» What to do
Out of the lines below, please list those that hold the string "Choose".

» Excerpted data
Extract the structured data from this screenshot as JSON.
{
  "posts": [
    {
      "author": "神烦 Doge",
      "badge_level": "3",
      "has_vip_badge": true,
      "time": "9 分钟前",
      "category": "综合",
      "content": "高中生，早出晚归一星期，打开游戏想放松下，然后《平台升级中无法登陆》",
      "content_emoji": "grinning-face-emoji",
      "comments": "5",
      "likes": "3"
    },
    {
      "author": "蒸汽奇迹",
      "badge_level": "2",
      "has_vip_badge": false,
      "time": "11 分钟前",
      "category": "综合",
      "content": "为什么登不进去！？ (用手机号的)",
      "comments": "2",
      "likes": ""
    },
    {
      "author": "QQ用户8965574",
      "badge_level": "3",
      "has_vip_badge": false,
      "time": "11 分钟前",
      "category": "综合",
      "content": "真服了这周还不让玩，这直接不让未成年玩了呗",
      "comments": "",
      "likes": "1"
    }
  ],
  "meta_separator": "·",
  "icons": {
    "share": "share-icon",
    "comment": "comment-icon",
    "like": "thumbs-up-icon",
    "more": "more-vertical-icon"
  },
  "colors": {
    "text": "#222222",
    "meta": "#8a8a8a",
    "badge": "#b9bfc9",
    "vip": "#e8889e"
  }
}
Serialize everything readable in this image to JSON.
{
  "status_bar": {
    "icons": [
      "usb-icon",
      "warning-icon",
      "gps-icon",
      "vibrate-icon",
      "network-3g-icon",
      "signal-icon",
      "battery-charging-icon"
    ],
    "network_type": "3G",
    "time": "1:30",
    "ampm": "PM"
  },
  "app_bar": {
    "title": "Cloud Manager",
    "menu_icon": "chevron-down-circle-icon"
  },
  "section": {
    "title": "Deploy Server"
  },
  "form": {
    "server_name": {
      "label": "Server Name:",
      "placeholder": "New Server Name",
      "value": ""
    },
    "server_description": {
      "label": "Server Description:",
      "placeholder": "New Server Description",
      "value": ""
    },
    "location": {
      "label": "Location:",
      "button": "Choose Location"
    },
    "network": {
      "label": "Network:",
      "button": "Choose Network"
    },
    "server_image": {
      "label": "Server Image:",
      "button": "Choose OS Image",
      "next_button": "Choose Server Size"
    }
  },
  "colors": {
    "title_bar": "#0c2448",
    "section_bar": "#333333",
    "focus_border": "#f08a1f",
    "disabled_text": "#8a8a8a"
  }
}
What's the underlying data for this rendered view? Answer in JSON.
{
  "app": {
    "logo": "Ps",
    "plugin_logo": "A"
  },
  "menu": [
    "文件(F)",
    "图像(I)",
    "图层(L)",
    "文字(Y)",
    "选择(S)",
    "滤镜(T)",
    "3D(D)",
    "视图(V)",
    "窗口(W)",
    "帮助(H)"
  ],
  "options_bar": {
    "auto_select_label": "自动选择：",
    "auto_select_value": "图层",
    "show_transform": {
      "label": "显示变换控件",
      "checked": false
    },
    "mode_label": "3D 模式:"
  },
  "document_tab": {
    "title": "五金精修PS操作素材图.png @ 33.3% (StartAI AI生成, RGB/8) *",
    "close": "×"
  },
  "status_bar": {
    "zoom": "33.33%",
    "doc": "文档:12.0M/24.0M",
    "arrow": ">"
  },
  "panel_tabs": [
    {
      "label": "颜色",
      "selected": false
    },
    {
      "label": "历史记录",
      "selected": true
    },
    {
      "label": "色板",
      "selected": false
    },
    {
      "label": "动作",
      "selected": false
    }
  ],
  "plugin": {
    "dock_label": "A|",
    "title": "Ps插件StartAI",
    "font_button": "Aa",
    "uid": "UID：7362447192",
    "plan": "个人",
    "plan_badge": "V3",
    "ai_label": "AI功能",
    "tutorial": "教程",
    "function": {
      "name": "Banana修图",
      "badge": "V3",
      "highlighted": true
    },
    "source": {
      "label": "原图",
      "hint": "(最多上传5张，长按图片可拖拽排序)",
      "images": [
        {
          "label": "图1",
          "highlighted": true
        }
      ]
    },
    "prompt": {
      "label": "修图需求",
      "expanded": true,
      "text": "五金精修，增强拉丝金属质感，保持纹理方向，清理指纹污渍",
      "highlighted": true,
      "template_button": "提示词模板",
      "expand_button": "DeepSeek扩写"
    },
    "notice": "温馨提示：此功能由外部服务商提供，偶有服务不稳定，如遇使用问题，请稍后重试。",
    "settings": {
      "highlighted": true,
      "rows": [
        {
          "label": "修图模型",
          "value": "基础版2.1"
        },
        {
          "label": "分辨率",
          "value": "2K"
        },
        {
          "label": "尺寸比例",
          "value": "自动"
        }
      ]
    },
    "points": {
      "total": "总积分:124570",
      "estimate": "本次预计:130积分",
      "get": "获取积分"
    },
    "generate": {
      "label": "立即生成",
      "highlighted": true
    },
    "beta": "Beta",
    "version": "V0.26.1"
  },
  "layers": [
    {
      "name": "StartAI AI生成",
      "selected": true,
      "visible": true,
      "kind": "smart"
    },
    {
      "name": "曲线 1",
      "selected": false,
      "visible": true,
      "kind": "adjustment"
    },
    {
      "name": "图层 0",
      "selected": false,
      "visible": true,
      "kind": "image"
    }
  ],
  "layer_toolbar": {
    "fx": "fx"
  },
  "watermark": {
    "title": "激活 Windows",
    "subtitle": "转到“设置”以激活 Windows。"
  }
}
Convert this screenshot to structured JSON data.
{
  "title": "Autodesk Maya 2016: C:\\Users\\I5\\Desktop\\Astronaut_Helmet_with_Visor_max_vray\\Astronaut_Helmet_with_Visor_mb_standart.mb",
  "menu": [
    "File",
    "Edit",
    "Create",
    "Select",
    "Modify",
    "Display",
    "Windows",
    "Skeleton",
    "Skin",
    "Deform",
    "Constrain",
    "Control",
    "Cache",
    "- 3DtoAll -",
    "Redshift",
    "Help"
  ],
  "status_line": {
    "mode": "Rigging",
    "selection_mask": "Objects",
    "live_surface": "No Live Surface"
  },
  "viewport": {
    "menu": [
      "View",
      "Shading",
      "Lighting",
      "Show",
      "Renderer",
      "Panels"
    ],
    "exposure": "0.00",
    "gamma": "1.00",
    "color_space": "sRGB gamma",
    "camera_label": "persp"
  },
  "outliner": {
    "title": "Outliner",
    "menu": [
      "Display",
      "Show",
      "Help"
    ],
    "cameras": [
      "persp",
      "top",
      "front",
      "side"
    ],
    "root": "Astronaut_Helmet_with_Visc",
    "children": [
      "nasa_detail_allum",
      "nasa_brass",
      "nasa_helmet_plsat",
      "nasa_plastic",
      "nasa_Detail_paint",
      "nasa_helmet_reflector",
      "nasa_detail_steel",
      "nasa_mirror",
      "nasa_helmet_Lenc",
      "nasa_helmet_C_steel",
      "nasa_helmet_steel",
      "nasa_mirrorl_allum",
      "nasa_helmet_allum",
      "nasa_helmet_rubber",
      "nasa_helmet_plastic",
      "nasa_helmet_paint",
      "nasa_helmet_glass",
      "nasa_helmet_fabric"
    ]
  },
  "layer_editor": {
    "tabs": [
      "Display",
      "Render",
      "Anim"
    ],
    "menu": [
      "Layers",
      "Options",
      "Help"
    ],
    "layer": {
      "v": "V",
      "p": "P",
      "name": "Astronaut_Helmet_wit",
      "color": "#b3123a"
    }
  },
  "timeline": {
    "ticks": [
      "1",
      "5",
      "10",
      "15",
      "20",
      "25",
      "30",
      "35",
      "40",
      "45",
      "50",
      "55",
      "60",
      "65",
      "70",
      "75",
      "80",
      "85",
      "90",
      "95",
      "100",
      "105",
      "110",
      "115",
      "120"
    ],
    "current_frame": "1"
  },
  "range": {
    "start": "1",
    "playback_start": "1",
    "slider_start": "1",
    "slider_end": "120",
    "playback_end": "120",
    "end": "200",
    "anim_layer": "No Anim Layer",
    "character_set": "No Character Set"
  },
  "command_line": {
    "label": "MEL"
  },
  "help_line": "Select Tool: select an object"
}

» Correct output
      "button": "Choose Location"
      "button": "Choose Network"
      "button": "Choose OS Image",
      "next_button": "Choose Server Size"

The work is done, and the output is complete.